Drop the images; return everything else in the listing below exactly.

Some records
—————
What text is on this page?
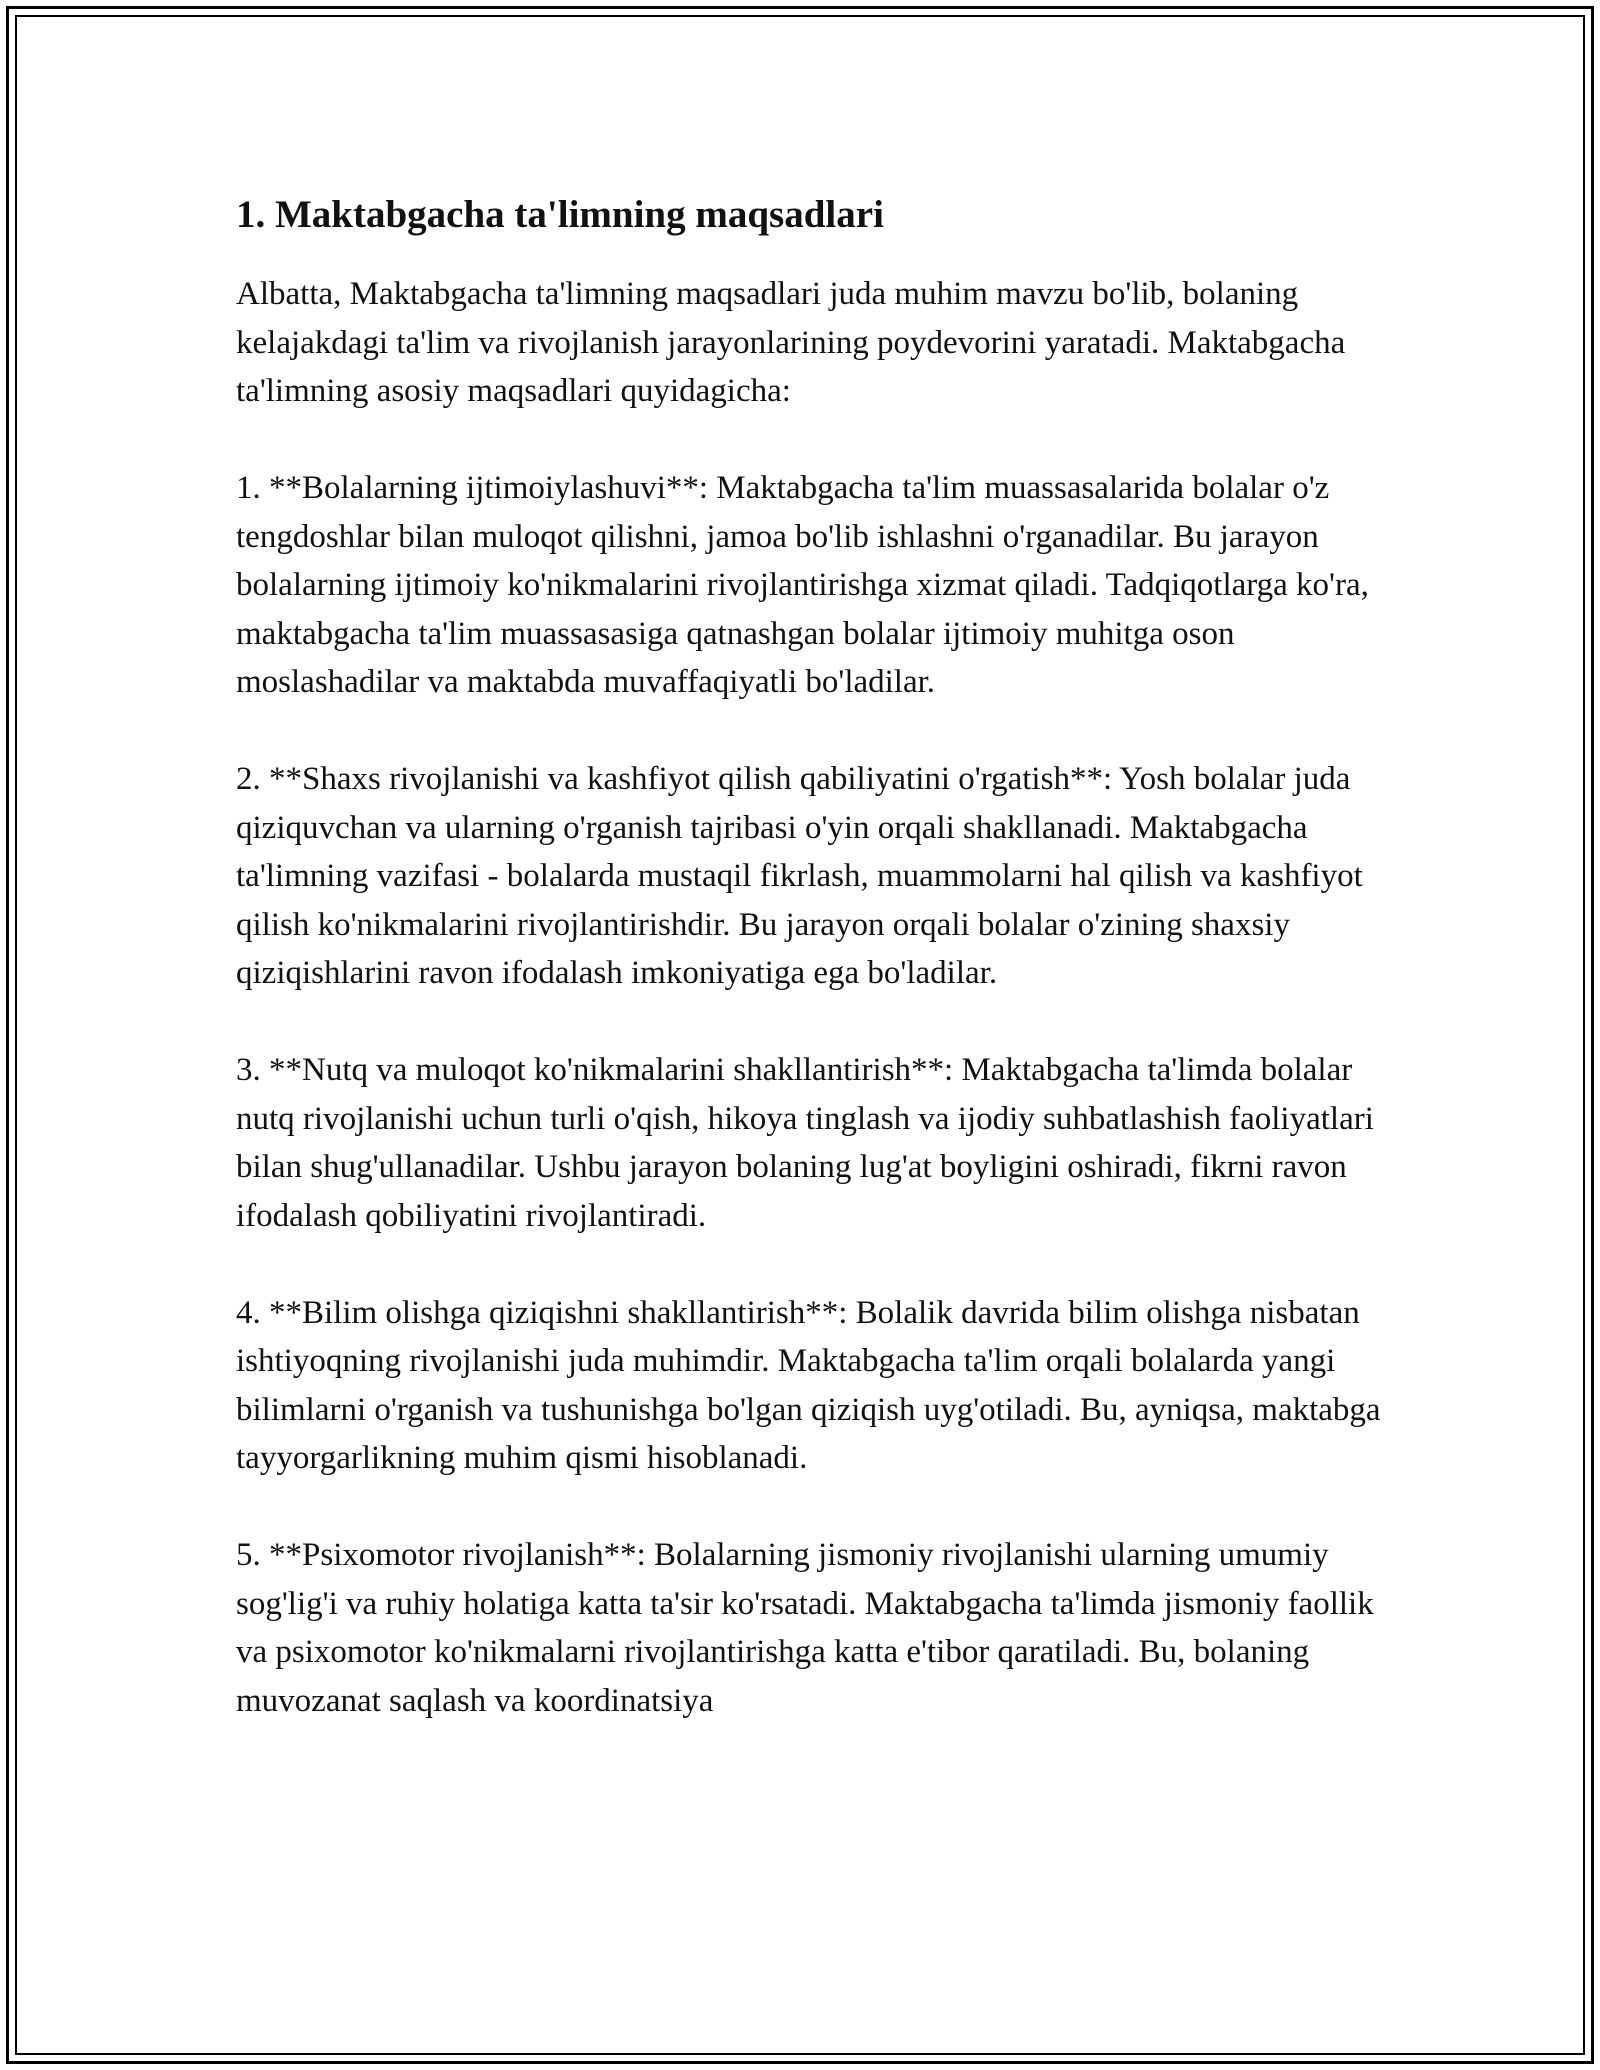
1. Maktabgacha ta'limning maqsadlari

Albatta, Maktabgacha ta'limning maqsadlari juda muhim mavzu bo'lib, bolaning kelajakdagi ta'lim va rivojlanish jarayonlarining poydevorini yaratadi. Maktabgacha ta'limning asosiy maqsadlari quyidagicha:

1. **Bolalarning ijtimoiylashuvi**: Maktabgacha ta'lim muassasalarida bolalar o'z tengdoshlar bilan muloqot qilishni, jamoa bo'lib ishlashni o'rganadilar. Bu jarayon bolalarning ijtimoiy ko'nikmalarini rivojlantirishga xizmat qiladi. Tadqiqotlarga ko'ra, maktabgacha ta'lim muassasasiga qatnashgan bolalar ijtimoiy muhitga oson moslashadilar va maktabda muvaffaqiyatli bo'ladilar.

2. **Shaxs rivojlanishi va kashfiyot qilish qabiliyatini o'rgatish**: Yosh bolalar juda qiziquvchan va ularning o'rganish tajribasi o'yin orqali shakllanadi. Maktabgacha ta'limning vazifasi - bolalarda mustaqil fikrlash, muammolarni hal qilish va kashfiyot qilish ko'nikmalarini rivojlantirishdir. Bu jarayon orqali bolalar o'zining shaxsiy qiziqishlarini ravon ifodalash imkoniyatiga ega bo'ladilar.

3. **Nutq va muloqot ko'nikmalarini shakllantirish**: Maktabgacha ta'limda bolalar nutq rivojlanishi uchun turli o'qish, hikoya tinglash va ijodiy suhbatlashish faoliyatlari bilan shug'ullanadilar. Ushbu jarayon bolaning lug'at boyligini oshiradi, fikrni ravon ifodalash qobiliyatini rivojlantiradi.

4. **Bilim olishga qiziqishni shakllantirish**: Bolalik davrida bilim olishga nisbatan ishtiyoqning rivojlanishi juda muhimdir. Maktabgacha ta'lim orqali bolalarda yangi bilimlarni o'rganish va tushunishga bo'lgan qiziqish uyg'otiladi. Bu, ayniqsa, maktabga tayyorgarlikning muhim qismi hisoblanadi.

5. **Psixomotor rivojlanish**: Bolalarning jismoniy rivojlanishi ularning umumiy sog'lig'i va ruhiy holatiga katta ta'sir ko'rsatadi. Maktabgacha ta'limda jismoniy faollik va psixomotor ko'nikmalarni rivojlantirishga katta e'tibor qaratiladi. Bu, bolaning muvozanat saqlash va koordinatsiya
—————
Response:
What text is on this page?
1. Maktabgacha ta'limning maqsadlari

Albatta, Maktabgacha ta'limning maqsadlari juda muhim mavzu bo'lib, bolaning kelajakdagi ta'lim va rivojlanish jarayonlarining poydevorini yaratadi. Maktabgacha ta'limning asosiy maqsadlari quyidagicha:

1. **Bolalarning ijtimoiylashuvi**: Maktabgacha ta'lim muassasalarida bolalar o'z tengdoshlar bilan muloqot qilishni, jamoa bo'lib ishlashni o'rganadilar. Bu jarayon bolalarning ijtimoiy ko'nikmalarini rivojlantirishga xizmat qiladi. Tadqiqotlarga ko'ra, maktabgacha ta'lim muassasasiga qatnashgan bolalar ijtimoiy muhitga oson moslashadilar va maktabda muvaffaqiyatli bo'ladilar.

2. **Shaxs rivojlanishi va kashfiyot qilish qabiliyatini o'rgatish**: Yosh bolalar juda qiziquvchan va ularning o'rganish tajribasi o'yin orqali shakllanadi. Maktabgacha ta'limning vazifasi - bolalarda mustaqil fikrlash, muammolarni hal qilish va kashfiyot qilish ko'nikmalarini rivojlantirishdir. Bu jarayon orqali bolalar o'zining shaxsiy qiziqishlarini ravon ifodalash imkoniyatiga ega bo'ladilar.

3. **Nutq va muloqot ko'nikmalarini shakllantirish**: Maktabgacha ta'limda bolalar nutq rivojlanishi uchun turli o'qish, hikoya tinglash va ijodiy suhbatlashish faoliyatlari bilan shug'ullanadilar. Ushbu jarayon bolaning lug'at boyligini oshiradi, fikrni ravon ifodalash qobiliyatini rivojlantiradi.

4. **Bilim olishga qiziqishni shakllantirish**: Bolalik davrida bilim olishga nisbatan ishtiyoqning rivojlanishi juda muhimdir. Maktabgacha ta'lim orqali bolalarda yangi bilimlarni o'rganish va tushunishga bo'lgan qiziqish uyg'otiladi. Bu, ayniqsa, maktabga tayyorgarlikning muhim qismi hisoblanadi.

5. **Psixomotor rivojlanish**: Bolalarning jismoniy rivojlanishi ularning umumiy sog'lig'i va ruhiy holatiga katta ta'sir ko'rsatadi. Maktabgacha ta'limda jismoniy faollik va psixomotor ko'nikmalarni rivojlantirishga katta e'tibor qaratiladi. Bu, bolaning muvozanat saqlash va koordinatsiya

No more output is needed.